+++ Task input

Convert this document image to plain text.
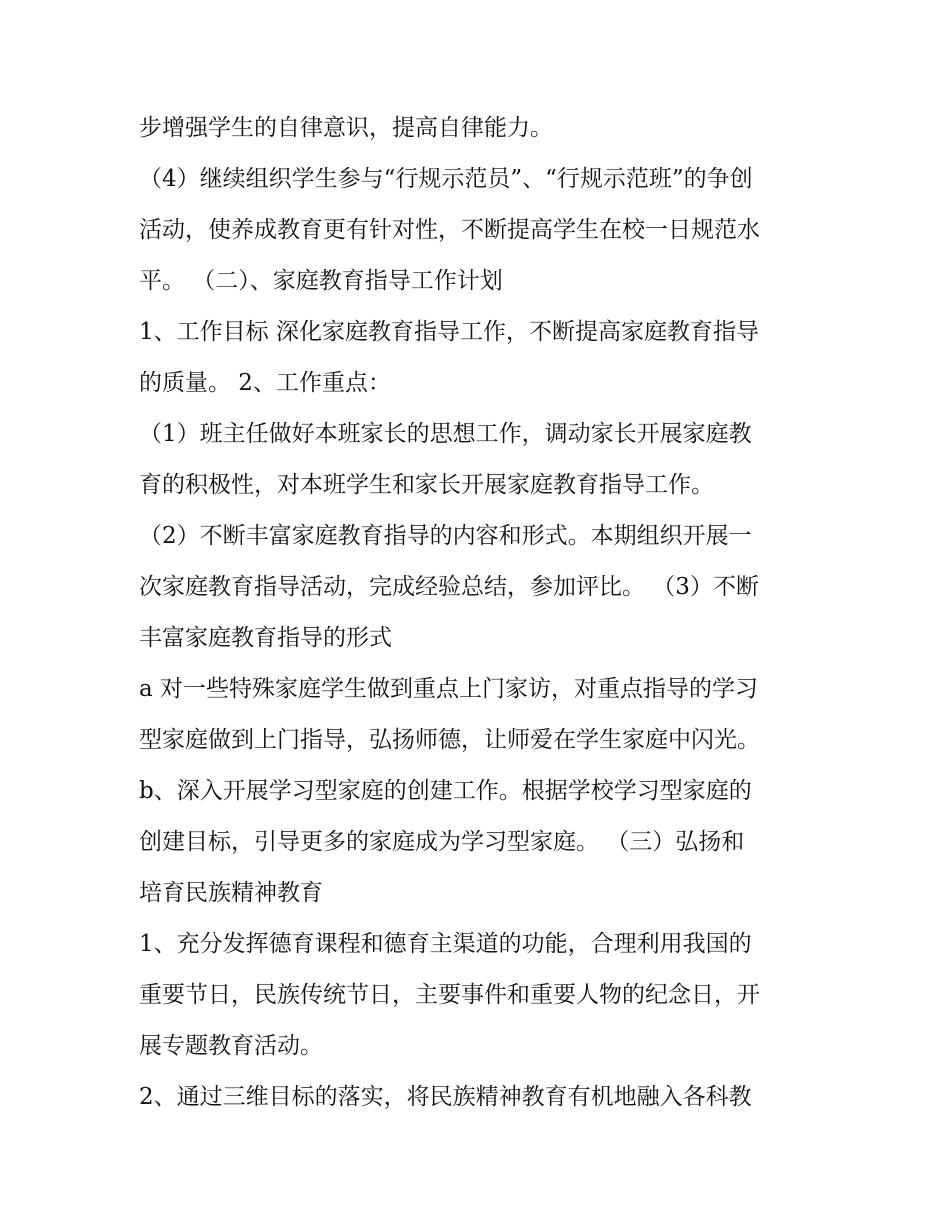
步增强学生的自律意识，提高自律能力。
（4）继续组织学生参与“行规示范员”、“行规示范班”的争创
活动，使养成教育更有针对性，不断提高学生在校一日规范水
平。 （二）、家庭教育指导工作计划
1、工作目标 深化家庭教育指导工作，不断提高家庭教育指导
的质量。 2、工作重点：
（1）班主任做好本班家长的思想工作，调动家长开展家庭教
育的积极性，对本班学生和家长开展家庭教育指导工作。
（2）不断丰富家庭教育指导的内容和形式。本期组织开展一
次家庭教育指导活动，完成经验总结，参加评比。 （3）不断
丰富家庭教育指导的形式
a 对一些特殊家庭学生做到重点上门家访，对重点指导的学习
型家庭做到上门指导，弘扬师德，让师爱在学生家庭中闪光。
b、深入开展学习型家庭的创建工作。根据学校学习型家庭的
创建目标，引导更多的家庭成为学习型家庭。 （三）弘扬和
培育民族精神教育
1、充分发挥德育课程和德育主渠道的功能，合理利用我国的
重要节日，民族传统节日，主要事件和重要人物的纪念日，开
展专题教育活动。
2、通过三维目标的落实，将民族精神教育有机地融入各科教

++++++
+++ Task input

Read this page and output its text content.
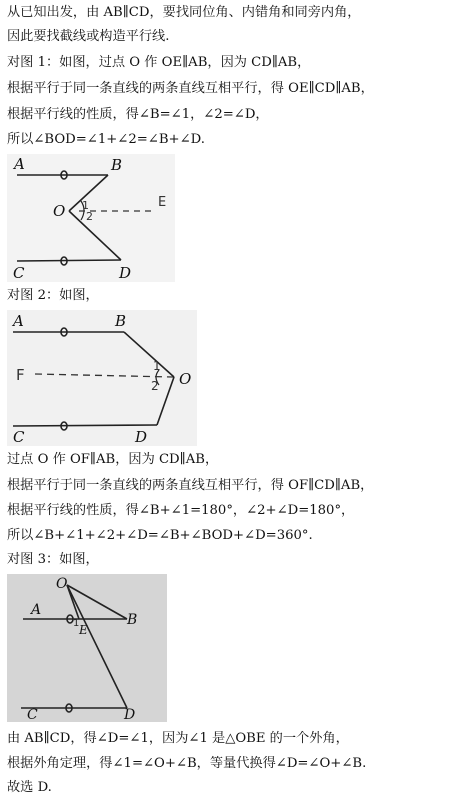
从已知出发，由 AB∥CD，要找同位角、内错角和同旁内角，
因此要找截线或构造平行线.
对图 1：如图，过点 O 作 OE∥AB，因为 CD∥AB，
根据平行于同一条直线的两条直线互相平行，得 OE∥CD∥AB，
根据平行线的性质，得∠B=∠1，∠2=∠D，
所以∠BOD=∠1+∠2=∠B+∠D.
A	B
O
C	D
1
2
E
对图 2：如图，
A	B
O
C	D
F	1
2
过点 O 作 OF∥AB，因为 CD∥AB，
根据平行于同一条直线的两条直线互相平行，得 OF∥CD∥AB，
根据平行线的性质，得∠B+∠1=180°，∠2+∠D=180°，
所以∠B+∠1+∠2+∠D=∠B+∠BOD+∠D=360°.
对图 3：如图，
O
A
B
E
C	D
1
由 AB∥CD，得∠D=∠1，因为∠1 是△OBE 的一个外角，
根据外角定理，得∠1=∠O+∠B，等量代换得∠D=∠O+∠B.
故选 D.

++++++
+++ Task input

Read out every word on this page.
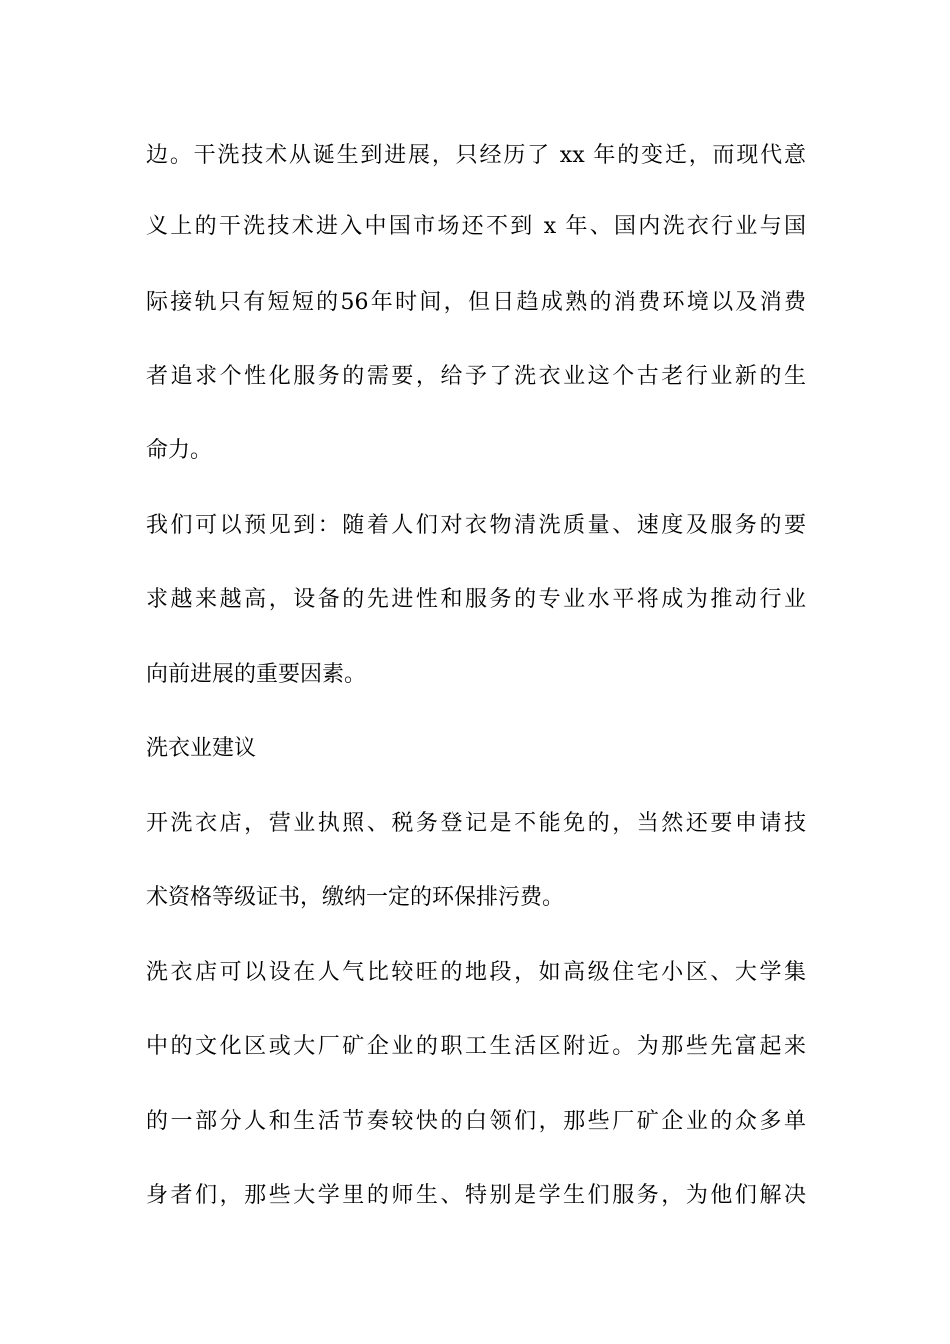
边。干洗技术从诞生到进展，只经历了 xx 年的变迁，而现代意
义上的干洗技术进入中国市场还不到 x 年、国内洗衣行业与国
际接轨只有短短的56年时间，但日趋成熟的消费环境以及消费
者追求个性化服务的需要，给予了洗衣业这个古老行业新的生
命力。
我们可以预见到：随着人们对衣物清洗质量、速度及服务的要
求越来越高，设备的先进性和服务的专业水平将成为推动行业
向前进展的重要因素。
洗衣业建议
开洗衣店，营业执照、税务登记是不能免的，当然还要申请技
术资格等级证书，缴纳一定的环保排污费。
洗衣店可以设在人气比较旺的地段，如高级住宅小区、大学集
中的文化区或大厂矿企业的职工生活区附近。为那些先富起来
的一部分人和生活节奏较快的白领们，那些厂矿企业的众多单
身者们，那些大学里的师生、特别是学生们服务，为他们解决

++++++

* [Exercise]
Lines that include the word "this" are to be extracted from the data above.

* [Output of the task]
Convert this document image to plain text.
Read this page and output its text content.
Read out every word on this page.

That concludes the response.